> INFORMATION GIVEN:

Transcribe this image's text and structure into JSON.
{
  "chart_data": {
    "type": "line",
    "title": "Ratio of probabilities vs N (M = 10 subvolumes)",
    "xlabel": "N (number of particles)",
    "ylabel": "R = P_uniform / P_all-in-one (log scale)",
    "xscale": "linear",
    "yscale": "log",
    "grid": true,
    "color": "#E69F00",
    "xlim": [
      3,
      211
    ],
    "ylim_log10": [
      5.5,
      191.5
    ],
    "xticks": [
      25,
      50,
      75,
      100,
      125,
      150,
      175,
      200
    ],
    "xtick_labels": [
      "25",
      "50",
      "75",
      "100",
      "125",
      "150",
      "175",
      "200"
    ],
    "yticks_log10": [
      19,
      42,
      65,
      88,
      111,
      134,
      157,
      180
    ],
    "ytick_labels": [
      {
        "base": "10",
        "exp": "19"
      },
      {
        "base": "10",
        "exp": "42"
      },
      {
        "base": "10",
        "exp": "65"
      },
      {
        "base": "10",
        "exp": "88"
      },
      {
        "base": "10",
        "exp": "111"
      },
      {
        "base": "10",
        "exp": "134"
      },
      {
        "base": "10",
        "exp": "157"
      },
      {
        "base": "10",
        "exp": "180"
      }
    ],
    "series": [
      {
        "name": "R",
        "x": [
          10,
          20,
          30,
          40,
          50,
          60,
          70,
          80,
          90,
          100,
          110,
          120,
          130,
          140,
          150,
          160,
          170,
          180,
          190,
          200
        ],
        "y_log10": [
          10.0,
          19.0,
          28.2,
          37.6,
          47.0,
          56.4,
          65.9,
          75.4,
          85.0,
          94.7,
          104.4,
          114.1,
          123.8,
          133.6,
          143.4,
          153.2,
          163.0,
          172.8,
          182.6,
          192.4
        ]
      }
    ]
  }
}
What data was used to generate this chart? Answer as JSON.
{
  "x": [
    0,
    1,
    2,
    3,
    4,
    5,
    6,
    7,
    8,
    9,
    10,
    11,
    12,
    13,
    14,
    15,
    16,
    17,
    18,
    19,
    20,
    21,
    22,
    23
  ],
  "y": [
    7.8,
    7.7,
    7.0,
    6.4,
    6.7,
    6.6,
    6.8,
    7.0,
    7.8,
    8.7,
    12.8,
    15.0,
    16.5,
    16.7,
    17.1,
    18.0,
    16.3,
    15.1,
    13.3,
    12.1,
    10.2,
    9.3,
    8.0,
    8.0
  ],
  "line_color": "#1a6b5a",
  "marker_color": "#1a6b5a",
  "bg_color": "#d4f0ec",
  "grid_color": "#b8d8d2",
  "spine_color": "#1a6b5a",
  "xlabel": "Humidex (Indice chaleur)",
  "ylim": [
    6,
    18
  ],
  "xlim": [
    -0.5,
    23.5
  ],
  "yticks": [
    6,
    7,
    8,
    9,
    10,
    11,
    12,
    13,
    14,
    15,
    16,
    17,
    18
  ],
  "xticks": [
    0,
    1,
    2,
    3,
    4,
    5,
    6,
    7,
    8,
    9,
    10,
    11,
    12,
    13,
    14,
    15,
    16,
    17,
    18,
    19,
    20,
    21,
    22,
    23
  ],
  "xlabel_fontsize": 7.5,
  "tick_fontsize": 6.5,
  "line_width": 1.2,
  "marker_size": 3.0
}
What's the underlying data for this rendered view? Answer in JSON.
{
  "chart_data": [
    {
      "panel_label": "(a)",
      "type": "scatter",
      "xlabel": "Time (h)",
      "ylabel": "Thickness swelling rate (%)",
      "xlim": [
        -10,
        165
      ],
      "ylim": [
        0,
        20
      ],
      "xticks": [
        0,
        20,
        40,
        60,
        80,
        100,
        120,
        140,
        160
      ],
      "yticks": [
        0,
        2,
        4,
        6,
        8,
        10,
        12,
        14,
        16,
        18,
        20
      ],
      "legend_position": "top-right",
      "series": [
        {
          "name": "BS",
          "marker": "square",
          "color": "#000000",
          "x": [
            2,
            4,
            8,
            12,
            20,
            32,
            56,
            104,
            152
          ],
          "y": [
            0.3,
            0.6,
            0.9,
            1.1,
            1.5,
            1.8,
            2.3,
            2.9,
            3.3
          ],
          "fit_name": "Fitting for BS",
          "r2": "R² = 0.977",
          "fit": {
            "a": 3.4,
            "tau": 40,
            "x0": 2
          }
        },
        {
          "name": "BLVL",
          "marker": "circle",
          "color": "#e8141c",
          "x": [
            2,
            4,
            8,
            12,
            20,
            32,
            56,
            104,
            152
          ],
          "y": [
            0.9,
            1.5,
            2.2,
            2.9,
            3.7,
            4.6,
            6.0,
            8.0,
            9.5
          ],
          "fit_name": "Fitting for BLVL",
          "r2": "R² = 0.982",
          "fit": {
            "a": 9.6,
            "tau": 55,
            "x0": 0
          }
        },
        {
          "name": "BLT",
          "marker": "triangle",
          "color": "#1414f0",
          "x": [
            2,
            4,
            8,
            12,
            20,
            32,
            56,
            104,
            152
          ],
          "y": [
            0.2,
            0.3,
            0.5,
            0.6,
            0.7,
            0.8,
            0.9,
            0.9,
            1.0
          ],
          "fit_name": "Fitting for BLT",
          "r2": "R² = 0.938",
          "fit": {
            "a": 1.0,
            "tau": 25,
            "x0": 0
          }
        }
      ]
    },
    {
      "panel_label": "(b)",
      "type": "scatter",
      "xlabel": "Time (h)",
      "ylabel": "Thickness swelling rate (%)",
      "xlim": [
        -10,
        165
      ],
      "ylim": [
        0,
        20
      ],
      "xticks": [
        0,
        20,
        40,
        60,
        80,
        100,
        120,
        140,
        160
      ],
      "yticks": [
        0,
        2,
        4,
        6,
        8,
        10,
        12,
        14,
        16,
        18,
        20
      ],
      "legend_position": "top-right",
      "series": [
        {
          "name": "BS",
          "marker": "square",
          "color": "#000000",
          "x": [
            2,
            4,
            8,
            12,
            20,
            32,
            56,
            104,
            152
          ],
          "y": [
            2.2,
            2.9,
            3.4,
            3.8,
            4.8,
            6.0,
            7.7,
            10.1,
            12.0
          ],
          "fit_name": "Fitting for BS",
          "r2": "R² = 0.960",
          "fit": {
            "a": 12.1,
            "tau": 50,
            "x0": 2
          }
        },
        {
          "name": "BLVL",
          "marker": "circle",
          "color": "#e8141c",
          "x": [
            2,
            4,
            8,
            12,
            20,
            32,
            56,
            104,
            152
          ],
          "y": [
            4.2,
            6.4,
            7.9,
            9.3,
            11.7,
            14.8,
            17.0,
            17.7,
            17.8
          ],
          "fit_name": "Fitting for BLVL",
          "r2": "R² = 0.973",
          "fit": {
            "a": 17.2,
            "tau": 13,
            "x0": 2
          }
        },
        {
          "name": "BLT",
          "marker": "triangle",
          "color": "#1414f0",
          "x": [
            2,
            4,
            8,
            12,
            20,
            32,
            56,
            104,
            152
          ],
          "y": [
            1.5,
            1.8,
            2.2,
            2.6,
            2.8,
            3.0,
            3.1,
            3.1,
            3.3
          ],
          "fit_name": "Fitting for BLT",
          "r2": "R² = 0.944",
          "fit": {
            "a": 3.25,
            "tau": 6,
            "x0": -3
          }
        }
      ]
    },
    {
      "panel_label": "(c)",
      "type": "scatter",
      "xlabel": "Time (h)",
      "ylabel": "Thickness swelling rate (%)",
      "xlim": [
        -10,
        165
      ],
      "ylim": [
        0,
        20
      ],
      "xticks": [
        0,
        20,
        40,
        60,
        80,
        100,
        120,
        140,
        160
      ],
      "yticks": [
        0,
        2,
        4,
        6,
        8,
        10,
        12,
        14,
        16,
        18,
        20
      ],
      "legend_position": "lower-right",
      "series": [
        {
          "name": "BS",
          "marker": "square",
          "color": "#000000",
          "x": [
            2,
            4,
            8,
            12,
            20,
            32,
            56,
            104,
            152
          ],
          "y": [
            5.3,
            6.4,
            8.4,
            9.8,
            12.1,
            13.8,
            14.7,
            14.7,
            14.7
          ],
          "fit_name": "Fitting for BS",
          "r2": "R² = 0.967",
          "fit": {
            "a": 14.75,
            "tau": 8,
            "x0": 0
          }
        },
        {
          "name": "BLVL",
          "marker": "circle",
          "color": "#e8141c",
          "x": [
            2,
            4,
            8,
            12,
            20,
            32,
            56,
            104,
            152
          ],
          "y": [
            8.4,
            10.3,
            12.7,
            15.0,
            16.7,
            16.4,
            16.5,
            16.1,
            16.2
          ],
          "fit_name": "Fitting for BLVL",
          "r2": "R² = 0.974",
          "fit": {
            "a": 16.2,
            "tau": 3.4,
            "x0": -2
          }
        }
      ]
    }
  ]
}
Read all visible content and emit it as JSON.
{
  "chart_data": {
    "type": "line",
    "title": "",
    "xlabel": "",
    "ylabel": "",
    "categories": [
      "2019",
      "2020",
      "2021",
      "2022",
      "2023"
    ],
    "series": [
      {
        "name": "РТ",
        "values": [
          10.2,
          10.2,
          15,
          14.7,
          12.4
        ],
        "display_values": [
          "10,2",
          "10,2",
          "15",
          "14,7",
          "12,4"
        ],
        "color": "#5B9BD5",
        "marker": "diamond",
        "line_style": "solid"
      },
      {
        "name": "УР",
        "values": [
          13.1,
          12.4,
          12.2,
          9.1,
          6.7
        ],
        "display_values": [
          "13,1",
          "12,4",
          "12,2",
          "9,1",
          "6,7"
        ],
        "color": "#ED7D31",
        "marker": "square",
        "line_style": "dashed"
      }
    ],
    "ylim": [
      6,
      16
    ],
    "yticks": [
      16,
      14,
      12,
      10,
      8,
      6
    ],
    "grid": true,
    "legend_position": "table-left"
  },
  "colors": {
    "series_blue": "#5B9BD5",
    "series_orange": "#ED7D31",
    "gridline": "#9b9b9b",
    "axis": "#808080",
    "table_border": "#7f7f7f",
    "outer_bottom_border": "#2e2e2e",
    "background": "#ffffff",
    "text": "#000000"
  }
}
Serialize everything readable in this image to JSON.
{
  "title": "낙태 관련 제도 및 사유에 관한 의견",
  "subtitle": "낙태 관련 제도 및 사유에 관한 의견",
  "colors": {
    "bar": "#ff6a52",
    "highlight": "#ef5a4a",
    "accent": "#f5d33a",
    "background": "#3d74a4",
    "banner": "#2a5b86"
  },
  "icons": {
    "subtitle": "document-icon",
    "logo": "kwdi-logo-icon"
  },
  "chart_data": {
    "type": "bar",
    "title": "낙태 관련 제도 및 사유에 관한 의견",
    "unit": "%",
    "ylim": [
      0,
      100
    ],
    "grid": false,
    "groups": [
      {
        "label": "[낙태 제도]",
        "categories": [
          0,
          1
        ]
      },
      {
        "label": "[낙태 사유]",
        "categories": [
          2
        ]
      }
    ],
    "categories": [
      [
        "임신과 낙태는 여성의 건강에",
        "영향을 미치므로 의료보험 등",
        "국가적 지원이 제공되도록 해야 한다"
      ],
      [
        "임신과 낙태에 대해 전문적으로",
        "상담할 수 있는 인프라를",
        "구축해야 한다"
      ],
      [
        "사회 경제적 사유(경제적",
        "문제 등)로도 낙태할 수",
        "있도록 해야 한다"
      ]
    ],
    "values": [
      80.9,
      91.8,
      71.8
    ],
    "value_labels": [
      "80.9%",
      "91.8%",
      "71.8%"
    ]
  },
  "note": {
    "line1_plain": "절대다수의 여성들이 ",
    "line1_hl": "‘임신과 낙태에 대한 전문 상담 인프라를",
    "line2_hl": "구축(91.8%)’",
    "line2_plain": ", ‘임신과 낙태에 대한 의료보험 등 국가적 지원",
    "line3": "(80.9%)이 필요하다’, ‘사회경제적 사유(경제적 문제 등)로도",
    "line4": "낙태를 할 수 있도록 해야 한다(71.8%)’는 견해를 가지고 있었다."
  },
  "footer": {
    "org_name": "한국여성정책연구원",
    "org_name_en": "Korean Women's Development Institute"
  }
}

> TASK TO CARRY OUT:
Return exactly the lines of the data, and only those, from the line with "Serialize everything readable" through the last line, inclusive.

> SOLUTION:
Serialize everything readable in this image to JSON.
{
  "title": "낙태 관련 제도 및 사유에 관한 의견",
  "subtitle": "낙태 관련 제도 및 사유에 관한 의견",
  "colors": {
    "bar": "#ff6a52",
    "highlight": "#ef5a4a",
    "accent": "#f5d33a",
    "background": "#3d74a4",
    "banner": "#2a5b86"
  },
  "icons": {
    "subtitle": "document-icon",
    "logo": "kwdi-logo-icon"
  },
  "chart_data": {
    "type": "bar",
    "title": "낙태 관련 제도 및 사유에 관한 의견",
    "unit": "%",
    "ylim": [
      0,
      100
    ],
    "grid": false,
    "groups": [
      {
        "label": "[낙태 제도]",
        "categories": [
          0,
          1
        ]
      },
      {
        "label": "[낙태 사유]",
        "categories": [
          2
        ]
      }
    ],
    "categories": [
      [
        "임신과 낙태는 여성의 건강에",
        "영향을 미치므로 의료보험 등",
        "국가적 지원이 제공되도록 해야 한다"
      ],
      [
        "임신과 낙태에 대해 전문적으로",
        "상담할 수 있는 인프라를",
        "구축해야 한다"
      ],
      [
        "사회 경제적 사유(경제적",
        "문제 등)로도 낙태할 수",
        "있도록 해야 한다"
      ]
    ],
    "values": [
      80.9,
      91.8,
      71.8
    ],
    "value_labels": [
      "80.9%",
      "91.8%",
      "71.8%"
    ]
  },
  "note": {
    "line1_plain": "절대다수의 여성들이 ",
    "line1_hl": "‘임신과 낙태에 대한 전문 상담 인프라를",
    "line2_hl": "구축(91.8%)’",
    "line2_plain": ", ‘임신과 낙태에 대한 의료보험 등 국가적 지원",
    "line3": "(80.9%)이 필요하다’, ‘사회경제적 사유(경제적 문제 등)로도",
    "line4": "낙태를 할 수 있도록 해야 한다(71.8%)’는 견해를 가지고 있었다."
  },
  "footer": {
    "org_name": "한국여성정책연구원",
    "org_name_en": "Korean Women's Development Institute"
  }
}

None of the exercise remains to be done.